▶ [Written task] Leaving out the pictures, please retype each record exactly.

▶ [Data for this exercise]

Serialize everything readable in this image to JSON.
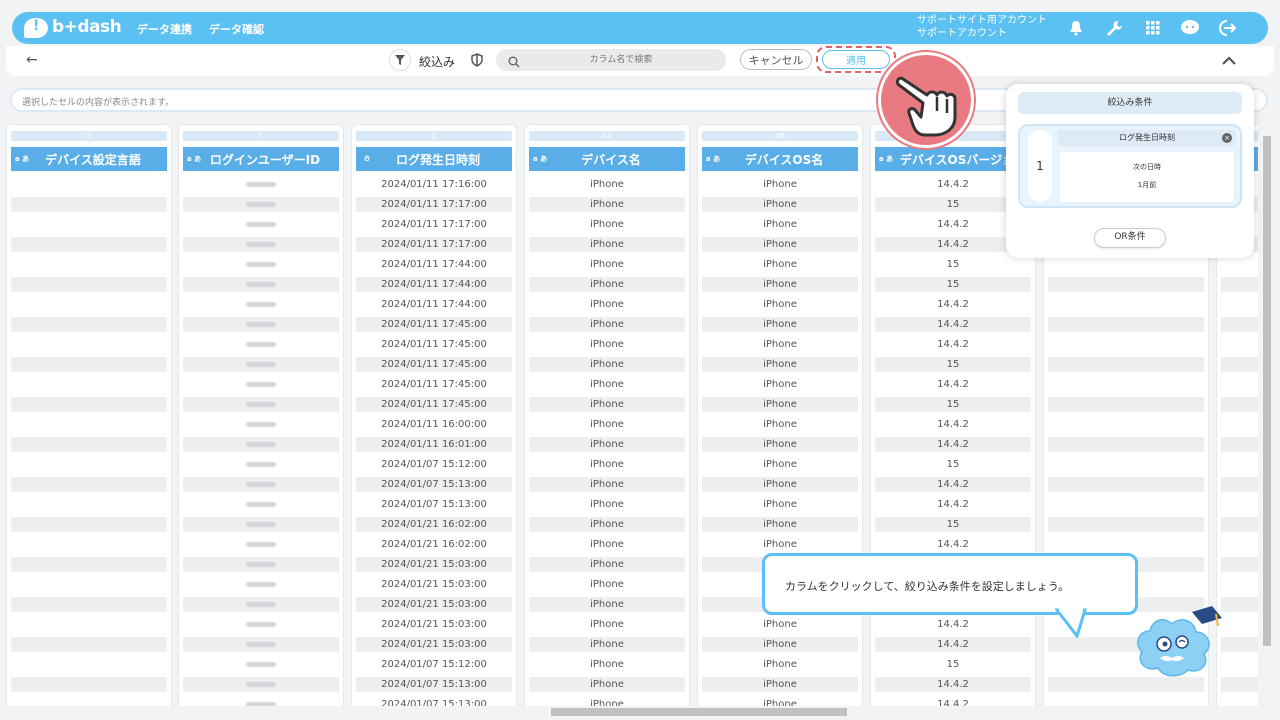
{
  "header": {
    "logo_text": "b+dash",
    "nav": [
      "データ連携",
      "データ確認"
    ],
    "account_line1": "サポートサイト用アカウント",
    "account_line2": "サポートアカウント",
    "icons": [
      "bell-icon",
      "wrench-icon",
      "apps-grid-icon",
      "help-bubble-icon",
      "logout-icon"
    ]
  },
  "toolbar": {
    "back": "←",
    "filter_label": "絞込み",
    "search_placeholder": "カラム名で検索",
    "cancel_label": "キャンセル",
    "apply_label": "適用",
    "collapse": "^"
  },
  "cellbar_placeholder": "選択したセルの内容が表示されます。",
  "columns": [
    {
      "letter": "X",
      "type": "a あ",
      "name": "デバイス設定言語"
    },
    {
      "letter": "Y",
      "type": "a あ",
      "name": "ログインユーザーID"
    },
    {
      "letter": "Z",
      "type": "⏱",
      "name": "ログ発生日時刻"
    },
    {
      "letter": "AA",
      "type": "a あ",
      "name": "デバイス名"
    },
    {
      "letter": "AB",
      "type": "a あ",
      "name": "デバイスOS名"
    },
    {
      "letter": "AC",
      "type": "a あ",
      "name": "デバイスOSバージョ"
    }
  ],
  "rows": [
    {
      "ts": "2024/01/11 17:16:00",
      "device": "iPhone",
      "os": "iPhone",
      "ver": "14.4.2"
    },
    {
      "ts": "2024/01/11 17:17:00",
      "device": "iPhone",
      "os": "iPhone",
      "ver": "15"
    },
    {
      "ts": "2024/01/11 17:17:00",
      "device": "iPhone",
      "os": "iPhone",
      "ver": "14.4.2"
    },
    {
      "ts": "2024/01/11 17:17:00",
      "device": "iPhone",
      "os": "iPhone",
      "ver": "14.4.2"
    },
    {
      "ts": "2024/01/11 17:44:00",
      "device": "iPhone",
      "os": "iPhone",
      "ver": "15"
    },
    {
      "ts": "2024/01/11 17:44:00",
      "device": "iPhone",
      "os": "iPhone",
      "ver": "15"
    },
    {
      "ts": "2024/01/11 17:44:00",
      "device": "iPhone",
      "os": "iPhone",
      "ver": "14.4.2"
    },
    {
      "ts": "2024/01/11 17:45:00",
      "device": "iPhone",
      "os": "iPhone",
      "ver": "14.4.2"
    },
    {
      "ts": "2024/01/11 17:45:00",
      "device": "iPhone",
      "os": "iPhone",
      "ver": "14.4.2"
    },
    {
      "ts": "2024/01/11 17:45:00",
      "device": "iPhone",
      "os": "iPhone",
      "ver": "15"
    },
    {
      "ts": "2024/01/11 17:45:00",
      "device": "iPhone",
      "os": "iPhone",
      "ver": "14.4.2"
    },
    {
      "ts": "2024/01/11 17:45:00",
      "device": "iPhone",
      "os": "iPhone",
      "ver": "15"
    },
    {
      "ts": "2024/01/11 16:00:00",
      "device": "iPhone",
      "os": "iPhone",
      "ver": "14.4.2"
    },
    {
      "ts": "2024/01/11 16:01:00",
      "device": "iPhone",
      "os": "iPhone",
      "ver": "14.4.2"
    },
    {
      "ts": "2024/01/07 15:12:00",
      "device": "iPhone",
      "os": "iPhone",
      "ver": "15"
    },
    {
      "ts": "2024/01/07 15:13:00",
      "device": "iPhone",
      "os": "iPhone",
      "ver": "14.4.2"
    },
    {
      "ts": "2024/01/07 15:13:00",
      "device": "iPhone",
      "os": "iPhone",
      "ver": "14.4.2"
    },
    {
      "ts": "2024/01/21 16:02:00",
      "device": "iPhone",
      "os": "iPhone",
      "ver": "15"
    },
    {
      "ts": "2024/01/21 16:02:00",
      "device": "iPhone",
      "os": "iPhone",
      "ver": "14.4.2"
    },
    {
      "ts": "2024/01/21 15:03:00",
      "device": "iPhone",
      "os": "",
      "ver": ""
    },
    {
      "ts": "2024/01/21 15:03:00",
      "device": "iPhone",
      "os": "",
      "ver": ""
    },
    {
      "ts": "2024/01/21 15:03:00",
      "device": "iPhone",
      "os": "",
      "ver": ""
    },
    {
      "ts": "2024/01/21 15:03:00",
      "device": "iPhone",
      "os": "iPhone",
      "ver": "14.4.2"
    },
    {
      "ts": "2024/01/21 15:03:00",
      "device": "iPhone",
      "os": "iPhone",
      "ver": "14.4.2"
    },
    {
      "ts": "2024/01/07 15:12:00",
      "device": "iPhone",
      "os": "iPhone",
      "ver": "15"
    },
    {
      "ts": "2024/01/07 15:13:00",
      "device": "iPhone",
      "os": "iPhone",
      "ver": "14.4.2"
    },
    {
      "ts": "2024/01/07 15:13:00",
      "device": "iPhone",
      "os": "iPhone",
      "ver": "14.4.2"
    }
  ],
  "filter_panel": {
    "title": "絞込み条件",
    "index": "1",
    "condition_column": "ログ発生日時刻",
    "condition_op": "次の日時",
    "condition_value": "1月前",
    "or_label": "OR条件"
  },
  "tooltip": "カラムをクリックして、絞り込み条件を設定しましょう。",
  "colors": {
    "brand": "#5bc0f2",
    "header_col": "#5aaee8",
    "highlight": "#e97a81"
  }
}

▶ [Output for this exercise]
Serialize everything readable in this image to JSON.
{
  "header": {
    "logo_text": "b+dash",
    "nav": [
      "データ連携",
      "データ確認"
    ],
    "account_line1": "サポートサイト用アカウント",
    "account_line2": "サポートアカウント",
    "icons": [
      "bell-icon",
      "wrench-icon",
      "apps-grid-icon",
      "help-bubble-icon",
      "logout-icon"
    ]
  },
  "toolbar": {
    "back": "←",
    "filter_label": "絞込み",
    "search_placeholder": "カラム名で検索",
    "cancel_label": "キャンセル",
    "apply_label": "適用",
    "collapse": "^"
  },
  "cellbar_placeholder": "選択したセルの内容が表示されます。",
  "columns": [
    {
      "letter": "X",
      "type": "a あ",
      "name": "デバイス設定言語"
    },
    {
      "letter": "Y",
      "type": "a あ",
      "name": "ログインユーザーID"
    },
    {
      "letter": "Z",
      "type": "⏱",
      "name": "ログ発生日時刻"
    },
    {
      "letter": "AA",
      "type": "a あ",
      "name": "デバイス名"
    },
    {
      "letter": "AB",
      "type": "a あ",
      "name": "デバイスOS名"
    },
    {
      "letter": "AC",
      "type": "a あ",
      "name": "デバイスOSバージョ"
    }
  ],
  "rows": [
    {
      "ts": "2024/01/11 17:16:00",
      "device": "iPhone",
      "os": "iPhone",
      "ver": "14.4.2"
    },
    {
      "ts": "2024/01/11 17:17:00",
      "device": "iPhone",
      "os": "iPhone",
      "ver": "15"
    },
    {
      "ts": "2024/01/11 17:17:00",
      "device": "iPhone",
      "os": "iPhone",
      "ver": "14.4.2"
    },
    {
      "ts": "2024/01/11 17:17:00",
      "device": "iPhone",
      "os": "iPhone",
      "ver": "14.4.2"
    },
    {
      "ts": "2024/01/11 17:44:00",
      "device": "iPhone",
      "os": "iPhone",
      "ver": "15"
    },
    {
      "ts": "2024/01/11 17:44:00",
      "device": "iPhone",
      "os": "iPhone",
      "ver": "15"
    },
    {
      "ts": "2024/01/11 17:44:00",
      "device": "iPhone",
      "os": "iPhone",
      "ver": "14.4.2"
    },
    {
      "ts": "2024/01/11 17:45:00",
      "device": "iPhone",
      "os": "iPhone",
      "ver": "14.4.2"
    },
    {
      "ts": "2024/01/11 17:45:00",
      "device": "iPhone",
      "os": "iPhone",
      "ver": "14.4.2"
    },
    {
      "ts": "2024/01/11 17:45:00",
      "device": "iPhone",
      "os": "iPhone",
      "ver": "15"
    },
    {
      "ts": "2024/01/11 17:45:00",
      "device": "iPhone",
      "os": "iPhone",
      "ver": "14.4.2"
    },
    {
      "ts": "2024/01/11 17:45:00",
      "device": "iPhone",
      "os": "iPhone",
      "ver": "15"
    },
    {
      "ts": "2024/01/11 16:00:00",
      "device": "iPhone",
      "os": "iPhone",
      "ver": "14.4.2"
    },
    {
      "ts": "2024/01/11 16:01:00",
      "device": "iPhone",
      "os": "iPhone",
      "ver": "14.4.2"
    },
    {
      "ts": "2024/01/07 15:12:00",
      "device": "iPhone",
      "os": "iPhone",
      "ver": "15"
    },
    {
      "ts": "2024/01/07 15:13:00",
      "device": "iPhone",
      "os": "iPhone",
      "ver": "14.4.2"
    },
    {
      "ts": "2024/01/07 15:13:00",
      "device": "iPhone",
      "os": "iPhone",
      "ver": "14.4.2"
    },
    {
      "ts": "2024/01/21 16:02:00",
      "device": "iPhone",
      "os": "iPhone",
      "ver": "15"
    },
    {
      "ts": "2024/01/21 16:02:00",
      "device": "iPhone",
      "os": "iPhone",
      "ver": "14.4.2"
    },
    {
      "ts": "2024/01/21 15:03:00",
      "device": "iPhone",
      "os": "",
      "ver": ""
    },
    {
      "ts": "2024/01/21 15:03:00",
      "device": "iPhone",
      "os": "",
      "ver": ""
    },
    {
      "ts": "2024/01/21 15:03:00",
      "device": "iPhone",
      "os": "",
      "ver": ""
    },
    {
      "ts": "2024/01/21 15:03:00",
      "device": "iPhone",
      "os": "iPhone",
      "ver": "14.4.2"
    },
    {
      "ts": "2024/01/21 15:03:00",
      "device": "iPhone",
      "os": "iPhone",
      "ver": "14.4.2"
    },
    {
      "ts": "2024/01/07 15:12:00",
      "device": "iPhone",
      "os": "iPhone",
      "ver": "15"
    },
    {
      "ts": "2024/01/07 15:13:00",
      "device": "iPhone",
      "os": "iPhone",
      "ver": "14.4.2"
    },
    {
      "ts": "2024/01/07 15:13:00",
      "device": "iPhone",
      "os": "iPhone",
      "ver": "14.4.2"
    }
  ],
  "filter_panel": {
    "title": "絞込み条件",
    "index": "1",
    "condition_column": "ログ発生日時刻",
    "condition_op": "次の日時",
    "condition_value": "1月前",
    "or_label": "OR条件"
  },
  "tooltip": "カラムをクリックして、絞り込み条件を設定しましょう。",
  "colors": {
    "brand": "#5bc0f2",
    "header_col": "#5aaee8",
    "highlight": "#e97a81"
  }
}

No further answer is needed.